» Supplied entries
........

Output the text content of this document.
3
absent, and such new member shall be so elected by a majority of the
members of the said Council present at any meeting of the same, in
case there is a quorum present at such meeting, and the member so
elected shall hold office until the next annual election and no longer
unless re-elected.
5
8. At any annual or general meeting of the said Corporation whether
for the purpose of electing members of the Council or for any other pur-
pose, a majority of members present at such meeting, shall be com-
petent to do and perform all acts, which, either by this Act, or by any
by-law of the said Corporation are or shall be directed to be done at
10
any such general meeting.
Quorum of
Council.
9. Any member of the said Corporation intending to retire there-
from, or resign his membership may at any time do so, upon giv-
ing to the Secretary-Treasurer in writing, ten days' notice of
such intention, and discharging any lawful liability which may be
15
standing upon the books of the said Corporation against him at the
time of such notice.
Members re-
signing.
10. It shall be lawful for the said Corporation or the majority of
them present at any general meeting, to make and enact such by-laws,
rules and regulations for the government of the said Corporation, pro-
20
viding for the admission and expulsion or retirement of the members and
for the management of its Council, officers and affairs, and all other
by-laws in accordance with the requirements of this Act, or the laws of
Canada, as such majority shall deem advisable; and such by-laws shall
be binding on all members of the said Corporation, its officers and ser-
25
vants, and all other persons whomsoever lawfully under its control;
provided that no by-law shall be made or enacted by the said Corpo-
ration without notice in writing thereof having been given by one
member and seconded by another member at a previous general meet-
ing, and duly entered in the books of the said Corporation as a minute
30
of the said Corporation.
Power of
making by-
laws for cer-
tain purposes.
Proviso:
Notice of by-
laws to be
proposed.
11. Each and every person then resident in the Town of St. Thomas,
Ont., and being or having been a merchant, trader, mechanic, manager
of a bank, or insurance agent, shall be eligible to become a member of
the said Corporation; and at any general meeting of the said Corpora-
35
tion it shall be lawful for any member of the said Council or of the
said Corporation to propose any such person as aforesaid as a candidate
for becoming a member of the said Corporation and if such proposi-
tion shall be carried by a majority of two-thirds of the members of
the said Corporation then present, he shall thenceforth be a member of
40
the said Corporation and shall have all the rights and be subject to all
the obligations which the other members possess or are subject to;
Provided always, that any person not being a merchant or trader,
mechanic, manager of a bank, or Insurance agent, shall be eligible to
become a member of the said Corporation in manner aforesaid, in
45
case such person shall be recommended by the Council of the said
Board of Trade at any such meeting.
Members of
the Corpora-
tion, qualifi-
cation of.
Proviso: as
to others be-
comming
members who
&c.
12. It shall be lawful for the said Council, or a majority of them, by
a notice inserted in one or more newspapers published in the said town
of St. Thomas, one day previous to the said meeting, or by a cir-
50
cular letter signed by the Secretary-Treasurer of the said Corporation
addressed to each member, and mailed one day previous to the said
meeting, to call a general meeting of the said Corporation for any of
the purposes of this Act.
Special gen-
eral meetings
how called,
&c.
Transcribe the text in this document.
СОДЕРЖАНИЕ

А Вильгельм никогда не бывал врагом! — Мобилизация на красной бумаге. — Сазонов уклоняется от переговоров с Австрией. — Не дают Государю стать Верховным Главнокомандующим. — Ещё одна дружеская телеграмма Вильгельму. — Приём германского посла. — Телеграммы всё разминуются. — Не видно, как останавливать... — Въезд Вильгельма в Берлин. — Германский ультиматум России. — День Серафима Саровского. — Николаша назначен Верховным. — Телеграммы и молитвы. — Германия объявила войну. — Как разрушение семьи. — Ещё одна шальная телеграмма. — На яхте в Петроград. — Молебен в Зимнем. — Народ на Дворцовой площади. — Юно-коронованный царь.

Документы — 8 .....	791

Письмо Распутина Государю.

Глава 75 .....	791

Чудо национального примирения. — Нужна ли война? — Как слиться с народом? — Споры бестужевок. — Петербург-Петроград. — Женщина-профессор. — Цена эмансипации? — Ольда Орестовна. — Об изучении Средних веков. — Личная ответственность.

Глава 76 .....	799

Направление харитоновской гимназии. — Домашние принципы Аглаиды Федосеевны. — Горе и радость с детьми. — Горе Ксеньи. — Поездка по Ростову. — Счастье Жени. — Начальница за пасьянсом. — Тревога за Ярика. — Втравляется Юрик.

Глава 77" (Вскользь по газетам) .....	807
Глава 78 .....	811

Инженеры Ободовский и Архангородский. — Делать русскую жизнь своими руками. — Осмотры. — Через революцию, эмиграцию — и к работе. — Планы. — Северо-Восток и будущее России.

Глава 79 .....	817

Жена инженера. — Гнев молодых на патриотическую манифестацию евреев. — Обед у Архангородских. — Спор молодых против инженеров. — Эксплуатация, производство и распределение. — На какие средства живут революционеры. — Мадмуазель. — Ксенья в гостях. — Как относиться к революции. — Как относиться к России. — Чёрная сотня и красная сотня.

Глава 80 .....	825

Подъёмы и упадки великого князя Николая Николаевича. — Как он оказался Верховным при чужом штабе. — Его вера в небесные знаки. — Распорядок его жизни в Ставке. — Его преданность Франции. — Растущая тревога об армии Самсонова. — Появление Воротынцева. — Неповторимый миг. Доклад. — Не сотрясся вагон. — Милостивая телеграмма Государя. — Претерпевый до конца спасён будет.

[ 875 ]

........

» Exercise requirements
Find every line in the records that contains the word "books"; copy those lines.

» Written solution
standing upon the books of the said Corporation against him at the
ing, and duly entered in the books of the said Corporation as a minute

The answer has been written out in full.